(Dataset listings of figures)
- - -
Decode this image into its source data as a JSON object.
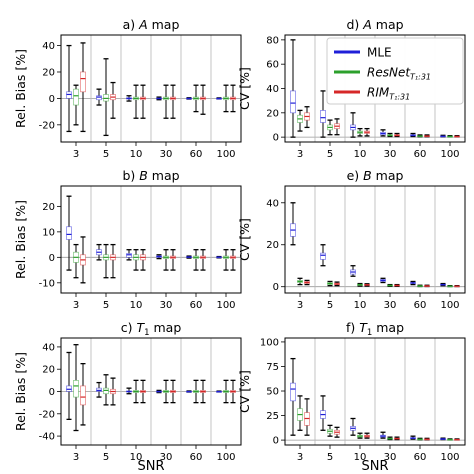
{
  "figure": {
    "xlabel": "SNR",
    "legend": {
      "placement": "top-right of panel d",
      "entries": [
        {
          "name": "MLE",
          "color": "#1f1fd8"
        },
        {
          "name": "ResNet",
          "sub": "T₁:31",
          "color": "#2ca02c"
        },
        {
          "name": "RIM",
          "sub": "T₁:31",
          "color": "#d62728"
        }
      ]
    }
  },
  "chart_data": [
    {
      "type": "box",
      "panel": "a",
      "title_prefix": "a)",
      "title_var": "A",
      "title_suffix": " map",
      "ylabel": "Rel. Bias [%]",
      "ylim": [
        -33,
        48
      ],
      "yticks": [
        -20,
        0,
        20,
        40
      ],
      "categories": [
        "3",
        "5",
        "10",
        "30",
        "60",
        "100"
      ],
      "grid": false,
      "baseline": 0,
      "series": [
        {
          "name": "MLE",
          "boxes": [
            [
              -25,
              0,
              3,
              5,
              40
            ],
            [
              -5,
              -1,
              1,
              2,
              7
            ],
            [
              -2,
              -0.5,
              0,
              0.5,
              2
            ],
            [
              -1,
              -0.3,
              0,
              0.3,
              1
            ],
            [
              -0.5,
              -0.2,
              0,
              0.2,
              0.5
            ],
            [
              -0.4,
              -0.1,
              0,
              0.1,
              0.4
            ]
          ]
        },
        {
          "name": "ResNet",
          "boxes": [
            [
              -20,
              -5,
              2,
              7,
              10
            ],
            [
              -28,
              -2,
              0,
              3,
              30
            ],
            [
              -15,
              -1,
              0,
              1,
              10
            ],
            [
              -15,
              -1,
              0,
              1,
              10
            ],
            [
              -10,
              -1,
              0,
              1,
              10
            ],
            [
              -10,
              -1,
              0,
              1,
              10
            ]
          ]
        },
        {
          "name": "RIM",
          "boxes": [
            [
              -25,
              5,
              15,
              20,
              42
            ],
            [
              -15,
              -1,
              1,
              3,
              12
            ],
            [
              -15,
              -1,
              0,
              1,
              10
            ],
            [
              -15,
              -1,
              0,
              1,
              10
            ],
            [
              -12,
              -1,
              0,
              1,
              10
            ],
            [
              -10,
              -1,
              0,
              1,
              10
            ]
          ]
        }
      ]
    },
    {
      "type": "box",
      "panel": "b",
      "title_prefix": "b)",
      "title_var": "B",
      "title_suffix": " map",
      "ylabel": "Rel. Bias [%]",
      "ylim": [
        -14,
        28
      ],
      "yticks": [
        -10,
        0,
        10,
        20
      ],
      "categories": [
        "3",
        "5",
        "10",
        "30",
        "60",
        "100"
      ],
      "grid": false,
      "baseline": 0,
      "series": [
        {
          "name": "MLE",
          "boxes": [
            [
              -5,
              7,
              9,
              12,
              24
            ],
            [
              -1,
              1,
              2,
              3,
              5
            ],
            [
              -1,
              0,
              1,
              1.5,
              3
            ],
            [
              -0.5,
              0,
              0.3,
              0.6,
              1
            ],
            [
              -0.3,
              0,
              0.1,
              0.3,
              0.5
            ],
            [
              -0.2,
              0,
              0.1,
              0.2,
              0.3
            ]
          ]
        },
        {
          "name": "ResNet",
          "boxes": [
            [
              -8,
              -2,
              0,
              2,
              5
            ],
            [
              -8,
              -1,
              0,
              1,
              5
            ],
            [
              -5,
              -1,
              0,
              1,
              3
            ],
            [
              -5,
              -0.5,
              0,
              0.5,
              3
            ],
            [
              -5,
              -0.5,
              0,
              0.5,
              3
            ],
            [
              -5,
              -0.5,
              0,
              0.5,
              3
            ]
          ]
        },
        {
          "name": "RIM",
          "boxes": [
            [
              -10,
              -3,
              -1,
              1,
              8
            ],
            [
              -8,
              -1,
              0,
              1,
              5
            ],
            [
              -5,
              -1,
              0,
              1,
              3
            ],
            [
              -5,
              -0.5,
              0,
              0.5,
              3
            ],
            [
              -5,
              -0.5,
              0,
              0.5,
              3
            ],
            [
              -5,
              -0.5,
              0,
              0.5,
              3
            ]
          ]
        }
      ]
    },
    {
      "type": "box",
      "panel": "c",
      "title_prefix": "c)",
      "title_var": "T",
      "title_sub": "1",
      "title_suffix": " map",
      "ylabel": "Rel. Bias [%]",
      "ylim": [
        -48,
        48
      ],
      "yticks": [
        -40,
        -20,
        0,
        20,
        40
      ],
      "categories": [
        "3",
        "5",
        "10",
        "30",
        "60",
        "100"
      ],
      "grid": false,
      "baseline": 0,
      "series": [
        {
          "name": "MLE",
          "boxes": [
            [
              -25,
              0,
              2,
              5,
              35
            ],
            [
              -5,
              0,
              1,
              3,
              8
            ],
            [
              -2,
              -0.5,
              0,
              0.5,
              3
            ],
            [
              -1,
              -0.3,
              0,
              0.3,
              1
            ],
            [
              -0.5,
              -0.2,
              0,
              0.2,
              0.5
            ],
            [
              -0.4,
              -0.1,
              0,
              0.1,
              0.4
            ]
          ]
        },
        {
          "name": "ResNet",
          "boxes": [
            [
              -35,
              -5,
              5,
              10,
              42
            ],
            [
              -12,
              -2,
              1,
              3,
              15
            ],
            [
              -10,
              -1,
              0,
              1,
              10
            ],
            [
              -10,
              -1,
              0,
              1,
              10
            ],
            [
              -10,
              -1,
              0,
              1,
              10
            ],
            [
              -10,
              -1,
              0,
              1,
              10
            ]
          ]
        },
        {
          "name": "RIM",
          "boxes": [
            [
              -30,
              -12,
              -5,
              5,
              25
            ],
            [
              -12,
              -2,
              0,
              2,
              12
            ],
            [
              -10,
              -1,
              0,
              1,
              10
            ],
            [
              -10,
              -1,
              0,
              1,
              10
            ],
            [
              -10,
              -1,
              0,
              1,
              10
            ],
            [
              -10,
              -1,
              0,
              1,
              10
            ]
          ]
        }
      ]
    },
    {
      "type": "box",
      "panel": "d",
      "title_prefix": "d)",
      "title_var": "A",
      "title_suffix": " map",
      "ylabel": "CV [%]",
      "ylim": [
        -4,
        84
      ],
      "yticks": [
        0,
        20,
        40,
        60,
        80
      ],
      "categories": [
        "3",
        "5",
        "10",
        "30",
        "60",
        "100"
      ],
      "grid": false,
      "baseline": 0,
      "series": [
        {
          "name": "MLE",
          "boxes": [
            [
              0,
              20,
              28,
              38,
              80
            ],
            [
              0,
              12,
              16,
              22,
              38
            ],
            [
              0,
              6,
              8,
              10,
              20
            ],
            [
              1,
              2,
              3,
              4,
              6
            ],
            [
              0.5,
              1,
              1.5,
              2,
              3
            ],
            [
              0.3,
              0.5,
              0.7,
              1,
              1.5
            ]
          ]
        },
        {
          "name": "ResNet",
          "boxes": [
            [
              5,
              12,
              15,
              18,
              22
            ],
            [
              2,
              6,
              8,
              10,
              14
            ],
            [
              1,
              3,
              4,
              5,
              7
            ],
            [
              0.5,
              1,
              1.5,
              2,
              3
            ],
            [
              0.3,
              0.6,
              0.9,
              1.2,
              1.8
            ],
            [
              0.2,
              0.4,
              0.6,
              0.8,
              1.2
            ]
          ]
        },
        {
          "name": "RIM",
          "boxes": [
            [
              8,
              14,
              17,
              20,
              25
            ],
            [
              2,
              7,
              9,
              11,
              15
            ],
            [
              1,
              3,
              4,
              5,
              7
            ],
            [
              0.5,
              1,
              1.5,
              2,
              3
            ],
            [
              0.3,
              0.6,
              0.9,
              1.2,
              1.8
            ],
            [
              0.2,
              0.4,
              0.6,
              0.8,
              1.2
            ]
          ]
        }
      ]
    },
    {
      "type": "box",
      "panel": "e",
      "title_prefix": "e)",
      "title_var": "B",
      "title_suffix": " map",
      "ylabel": "CV [%]",
      "ylim": [
        -3,
        48
      ],
      "yticks": [
        0,
        20,
        40
      ],
      "categories": [
        "3",
        "5",
        "10",
        "30",
        "60",
        "100"
      ],
      "grid": false,
      "baseline": 0,
      "series": [
        {
          "name": "MLE",
          "boxes": [
            [
              20,
              24,
              27,
              30,
              40
            ],
            [
              10,
              13,
              15,
              16,
              20
            ],
            [
              5,
              6,
              7,
              8,
              10
            ],
            [
              2,
              2.5,
              3,
              3.5,
              4
            ],
            [
              1,
              1.5,
              1.8,
              2,
              2.5
            ],
            [
              0.5,
              0.8,
              1,
              1.2,
              1.5
            ]
          ]
        },
        {
          "name": "ResNet",
          "boxes": [
            [
              1,
              2,
              2.5,
              3,
              4
            ],
            [
              0.5,
              1,
              1.5,
              2,
              2.5
            ],
            [
              0.3,
              0.6,
              1,
              1.2,
              1.5
            ],
            [
              0.2,
              0.4,
              0.6,
              0.8,
              1
            ],
            [
              0.1,
              0.3,
              0.4,
              0.5,
              0.7
            ],
            [
              0.1,
              0.2,
              0.3,
              0.4,
              0.5
            ]
          ]
        },
        {
          "name": "RIM",
          "boxes": [
            [
              1,
              1.5,
              2,
              2.5,
              3
            ],
            [
              0.5,
              1,
              1.3,
              1.7,
              2.2
            ],
            [
              0.3,
              0.6,
              0.9,
              1.1,
              1.4
            ],
            [
              0.2,
              0.4,
              0.6,
              0.8,
              1
            ],
            [
              0.1,
              0.3,
              0.4,
              0.5,
              0.7
            ],
            [
              0.1,
              0.2,
              0.3,
              0.4,
              0.5
            ]
          ]
        }
      ]
    },
    {
      "type": "box",
      "panel": "f",
      "title_prefix": "f)",
      "title_var": "T",
      "title_sub": "1",
      "title_suffix": " map",
      "ylabel": "CV [%]",
      "ylim": [
        -5,
        104
      ],
      "yticks": [
        0,
        25,
        50,
        75,
        100
      ],
      "categories": [
        "3",
        "5",
        "10",
        "30",
        "60",
        "100"
      ],
      "grid": false,
      "baseline": 0,
      "series": [
        {
          "name": "MLE",
          "boxes": [
            [
              5,
              40,
              52,
              58,
              83
            ],
            [
              10,
              22,
              26,
              30,
              45
            ],
            [
              5,
              10,
              12,
              14,
              22
            ],
            [
              2,
              3,
              4,
              5,
              8
            ],
            [
              1,
              1.5,
              2,
              2.5,
              4
            ],
            [
              0.5,
              1,
              1.2,
              1.5,
              2
            ]
          ]
        },
        {
          "name": "ResNet",
          "boxes": [
            [
              10,
              20,
              26,
              32,
              45
            ],
            [
              4,
              7,
              9,
              11,
              15
            ],
            [
              2,
              3,
              4,
              5,
              7
            ],
            [
              0.5,
              1,
              1.5,
              2,
              3
            ],
            [
              0.3,
              0.6,
              0.9,
              1.2,
              1.8
            ],
            [
              0.2,
              0.4,
              0.6,
              0.8,
              1.2
            ]
          ]
        },
        {
          "name": "RIM",
          "boxes": [
            [
              5,
              15,
              22,
              28,
              42
            ],
            [
              3,
              6,
              8,
              10,
              13
            ],
            [
              2,
              3,
              4,
              5,
              7
            ],
            [
              0.5,
              1,
              1.5,
              2,
              3
            ],
            [
              0.3,
              0.6,
              0.9,
              1.2,
              1.8
            ],
            [
              0.2,
              0.4,
              0.6,
              0.8,
              1.2
            ]
          ]
        }
      ]
    }
  ]
}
- - -
*WRITTEN REQUEST*. Each line containing the word "color" counts once; report the total alone.

*THE RESPONSE*. 3